>>>>>
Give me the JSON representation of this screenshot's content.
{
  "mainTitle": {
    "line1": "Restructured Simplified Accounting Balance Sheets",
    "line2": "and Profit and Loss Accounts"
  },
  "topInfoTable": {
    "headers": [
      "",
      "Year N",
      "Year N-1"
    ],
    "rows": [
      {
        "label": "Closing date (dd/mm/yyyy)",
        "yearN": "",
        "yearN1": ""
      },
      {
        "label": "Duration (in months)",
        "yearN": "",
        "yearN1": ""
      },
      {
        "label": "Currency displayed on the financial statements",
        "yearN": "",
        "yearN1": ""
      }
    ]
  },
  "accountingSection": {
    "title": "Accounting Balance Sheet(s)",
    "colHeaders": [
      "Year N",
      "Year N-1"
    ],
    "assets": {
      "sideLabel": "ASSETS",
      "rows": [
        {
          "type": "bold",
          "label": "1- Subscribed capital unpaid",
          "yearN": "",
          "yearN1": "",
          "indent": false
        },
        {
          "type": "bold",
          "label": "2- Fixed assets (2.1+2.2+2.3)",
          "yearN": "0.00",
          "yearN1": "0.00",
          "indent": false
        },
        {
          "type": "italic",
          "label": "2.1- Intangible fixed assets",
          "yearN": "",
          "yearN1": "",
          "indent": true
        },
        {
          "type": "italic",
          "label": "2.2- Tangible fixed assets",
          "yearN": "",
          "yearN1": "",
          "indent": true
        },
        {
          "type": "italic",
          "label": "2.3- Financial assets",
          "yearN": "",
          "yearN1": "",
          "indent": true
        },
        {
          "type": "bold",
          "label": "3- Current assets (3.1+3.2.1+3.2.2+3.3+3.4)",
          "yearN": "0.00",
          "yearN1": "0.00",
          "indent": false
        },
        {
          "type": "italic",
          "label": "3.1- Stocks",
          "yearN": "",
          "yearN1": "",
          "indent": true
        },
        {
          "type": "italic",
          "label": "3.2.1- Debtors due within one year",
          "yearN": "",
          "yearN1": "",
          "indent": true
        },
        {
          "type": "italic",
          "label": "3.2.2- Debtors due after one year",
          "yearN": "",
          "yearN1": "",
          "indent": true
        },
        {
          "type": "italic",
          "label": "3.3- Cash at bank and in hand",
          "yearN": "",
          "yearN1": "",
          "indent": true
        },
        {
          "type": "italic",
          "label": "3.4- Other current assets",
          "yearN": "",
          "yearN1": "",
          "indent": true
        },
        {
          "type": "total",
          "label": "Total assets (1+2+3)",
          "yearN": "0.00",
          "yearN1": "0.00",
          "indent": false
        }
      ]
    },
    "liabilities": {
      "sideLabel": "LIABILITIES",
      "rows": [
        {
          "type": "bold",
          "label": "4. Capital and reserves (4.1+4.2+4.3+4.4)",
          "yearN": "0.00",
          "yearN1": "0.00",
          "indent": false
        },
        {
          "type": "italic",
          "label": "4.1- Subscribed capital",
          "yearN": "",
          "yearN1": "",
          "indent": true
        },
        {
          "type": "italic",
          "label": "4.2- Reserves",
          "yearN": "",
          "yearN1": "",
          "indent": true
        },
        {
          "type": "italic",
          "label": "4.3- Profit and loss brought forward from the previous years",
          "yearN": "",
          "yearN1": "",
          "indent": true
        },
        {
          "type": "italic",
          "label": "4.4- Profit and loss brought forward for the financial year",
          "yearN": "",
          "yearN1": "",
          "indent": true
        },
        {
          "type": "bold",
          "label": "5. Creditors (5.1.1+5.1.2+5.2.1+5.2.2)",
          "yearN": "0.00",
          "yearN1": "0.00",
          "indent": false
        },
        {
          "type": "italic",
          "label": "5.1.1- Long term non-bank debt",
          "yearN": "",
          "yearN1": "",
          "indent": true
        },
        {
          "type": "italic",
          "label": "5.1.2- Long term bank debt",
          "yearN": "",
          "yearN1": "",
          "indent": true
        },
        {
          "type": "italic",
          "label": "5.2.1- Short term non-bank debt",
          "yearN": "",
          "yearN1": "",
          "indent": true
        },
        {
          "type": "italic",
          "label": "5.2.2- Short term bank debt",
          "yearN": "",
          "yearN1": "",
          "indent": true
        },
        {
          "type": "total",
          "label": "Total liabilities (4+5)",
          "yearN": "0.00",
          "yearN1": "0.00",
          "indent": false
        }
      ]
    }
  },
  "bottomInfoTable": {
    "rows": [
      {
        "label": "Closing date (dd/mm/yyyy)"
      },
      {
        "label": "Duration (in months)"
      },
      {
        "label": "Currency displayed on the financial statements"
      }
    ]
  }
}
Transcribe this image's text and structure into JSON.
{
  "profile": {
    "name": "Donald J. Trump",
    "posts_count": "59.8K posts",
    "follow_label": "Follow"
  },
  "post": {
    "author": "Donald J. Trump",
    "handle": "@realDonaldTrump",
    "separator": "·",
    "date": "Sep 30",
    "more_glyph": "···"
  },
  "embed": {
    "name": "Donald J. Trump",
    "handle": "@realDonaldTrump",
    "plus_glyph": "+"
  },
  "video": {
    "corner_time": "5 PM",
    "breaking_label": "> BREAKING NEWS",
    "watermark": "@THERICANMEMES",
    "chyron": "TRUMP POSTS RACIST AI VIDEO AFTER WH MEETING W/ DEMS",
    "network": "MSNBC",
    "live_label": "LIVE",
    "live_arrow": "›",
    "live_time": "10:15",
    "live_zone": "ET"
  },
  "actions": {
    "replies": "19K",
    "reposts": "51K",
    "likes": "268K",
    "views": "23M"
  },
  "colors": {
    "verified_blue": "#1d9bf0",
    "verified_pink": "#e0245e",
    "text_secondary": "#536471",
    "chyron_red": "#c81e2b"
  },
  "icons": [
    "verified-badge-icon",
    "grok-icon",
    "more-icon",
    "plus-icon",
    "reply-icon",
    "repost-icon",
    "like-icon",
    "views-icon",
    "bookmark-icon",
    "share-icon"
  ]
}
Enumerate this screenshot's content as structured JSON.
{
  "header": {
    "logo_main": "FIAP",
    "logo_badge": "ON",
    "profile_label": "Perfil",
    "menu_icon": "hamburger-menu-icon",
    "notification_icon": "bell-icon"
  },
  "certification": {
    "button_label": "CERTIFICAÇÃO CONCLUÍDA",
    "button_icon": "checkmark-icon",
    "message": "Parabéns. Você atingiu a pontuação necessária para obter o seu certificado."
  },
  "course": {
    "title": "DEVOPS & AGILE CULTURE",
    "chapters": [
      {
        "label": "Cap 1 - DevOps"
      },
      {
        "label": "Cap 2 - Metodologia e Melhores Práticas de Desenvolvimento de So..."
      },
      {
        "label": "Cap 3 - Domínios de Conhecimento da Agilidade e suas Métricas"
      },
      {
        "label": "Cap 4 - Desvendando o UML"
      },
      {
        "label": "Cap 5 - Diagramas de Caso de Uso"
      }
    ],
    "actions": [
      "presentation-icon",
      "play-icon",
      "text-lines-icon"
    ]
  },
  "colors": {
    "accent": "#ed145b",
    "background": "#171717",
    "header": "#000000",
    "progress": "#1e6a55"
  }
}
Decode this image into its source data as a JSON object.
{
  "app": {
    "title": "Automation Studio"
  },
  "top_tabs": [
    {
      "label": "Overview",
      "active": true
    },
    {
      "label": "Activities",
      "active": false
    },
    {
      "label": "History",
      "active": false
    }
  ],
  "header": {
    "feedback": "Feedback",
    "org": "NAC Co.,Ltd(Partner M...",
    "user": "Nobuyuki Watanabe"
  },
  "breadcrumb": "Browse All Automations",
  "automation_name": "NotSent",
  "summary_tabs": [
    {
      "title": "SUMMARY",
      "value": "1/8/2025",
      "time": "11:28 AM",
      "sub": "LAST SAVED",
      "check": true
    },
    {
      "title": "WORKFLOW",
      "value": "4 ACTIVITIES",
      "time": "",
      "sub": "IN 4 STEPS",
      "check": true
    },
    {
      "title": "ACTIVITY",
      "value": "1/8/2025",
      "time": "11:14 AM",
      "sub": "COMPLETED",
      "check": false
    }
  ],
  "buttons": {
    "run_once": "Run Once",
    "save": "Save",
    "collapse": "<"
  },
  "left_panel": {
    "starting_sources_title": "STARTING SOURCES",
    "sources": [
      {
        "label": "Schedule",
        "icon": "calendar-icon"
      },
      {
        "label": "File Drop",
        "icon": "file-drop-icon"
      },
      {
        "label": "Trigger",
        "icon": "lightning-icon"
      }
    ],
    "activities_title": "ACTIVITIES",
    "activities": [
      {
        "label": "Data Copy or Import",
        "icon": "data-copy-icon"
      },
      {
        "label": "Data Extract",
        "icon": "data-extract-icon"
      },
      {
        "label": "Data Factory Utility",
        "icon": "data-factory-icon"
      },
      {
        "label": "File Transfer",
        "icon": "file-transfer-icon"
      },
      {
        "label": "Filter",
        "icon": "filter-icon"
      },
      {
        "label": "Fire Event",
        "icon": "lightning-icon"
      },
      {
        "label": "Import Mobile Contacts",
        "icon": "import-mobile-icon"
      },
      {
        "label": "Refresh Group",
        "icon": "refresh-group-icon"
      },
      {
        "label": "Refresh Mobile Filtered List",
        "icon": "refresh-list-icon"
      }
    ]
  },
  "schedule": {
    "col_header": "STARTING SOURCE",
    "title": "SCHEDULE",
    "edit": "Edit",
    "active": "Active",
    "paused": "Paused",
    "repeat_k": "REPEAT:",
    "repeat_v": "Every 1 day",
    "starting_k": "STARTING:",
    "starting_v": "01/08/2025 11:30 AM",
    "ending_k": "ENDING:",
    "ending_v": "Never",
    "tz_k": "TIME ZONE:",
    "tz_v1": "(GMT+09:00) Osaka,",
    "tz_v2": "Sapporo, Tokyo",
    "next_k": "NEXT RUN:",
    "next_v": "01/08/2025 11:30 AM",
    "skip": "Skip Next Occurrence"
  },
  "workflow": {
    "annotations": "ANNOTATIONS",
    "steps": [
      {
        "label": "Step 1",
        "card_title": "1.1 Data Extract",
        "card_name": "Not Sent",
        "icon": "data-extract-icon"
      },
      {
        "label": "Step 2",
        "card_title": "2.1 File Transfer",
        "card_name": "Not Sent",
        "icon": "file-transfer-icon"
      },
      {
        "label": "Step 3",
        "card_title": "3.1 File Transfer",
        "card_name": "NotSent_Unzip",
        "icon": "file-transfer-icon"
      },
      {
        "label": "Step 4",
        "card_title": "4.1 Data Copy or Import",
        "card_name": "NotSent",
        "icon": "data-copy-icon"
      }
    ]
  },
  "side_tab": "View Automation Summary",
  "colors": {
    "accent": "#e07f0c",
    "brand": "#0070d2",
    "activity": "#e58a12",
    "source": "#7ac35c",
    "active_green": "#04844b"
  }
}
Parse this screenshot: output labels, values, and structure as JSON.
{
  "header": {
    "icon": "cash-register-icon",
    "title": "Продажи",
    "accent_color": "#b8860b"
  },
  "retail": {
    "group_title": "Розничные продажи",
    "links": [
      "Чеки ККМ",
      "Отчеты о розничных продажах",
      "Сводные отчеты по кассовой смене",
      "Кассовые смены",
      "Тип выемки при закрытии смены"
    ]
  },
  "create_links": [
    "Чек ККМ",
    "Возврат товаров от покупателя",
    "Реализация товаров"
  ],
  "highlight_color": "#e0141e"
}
<<<<<
- THE PROBLEM:
Using the data above, copy each line that contains "Subscribed".

- THE RESPONSE:
          "label": "1- Subscribed capital unpaid",
          "label": "4.1- Subscribed capital",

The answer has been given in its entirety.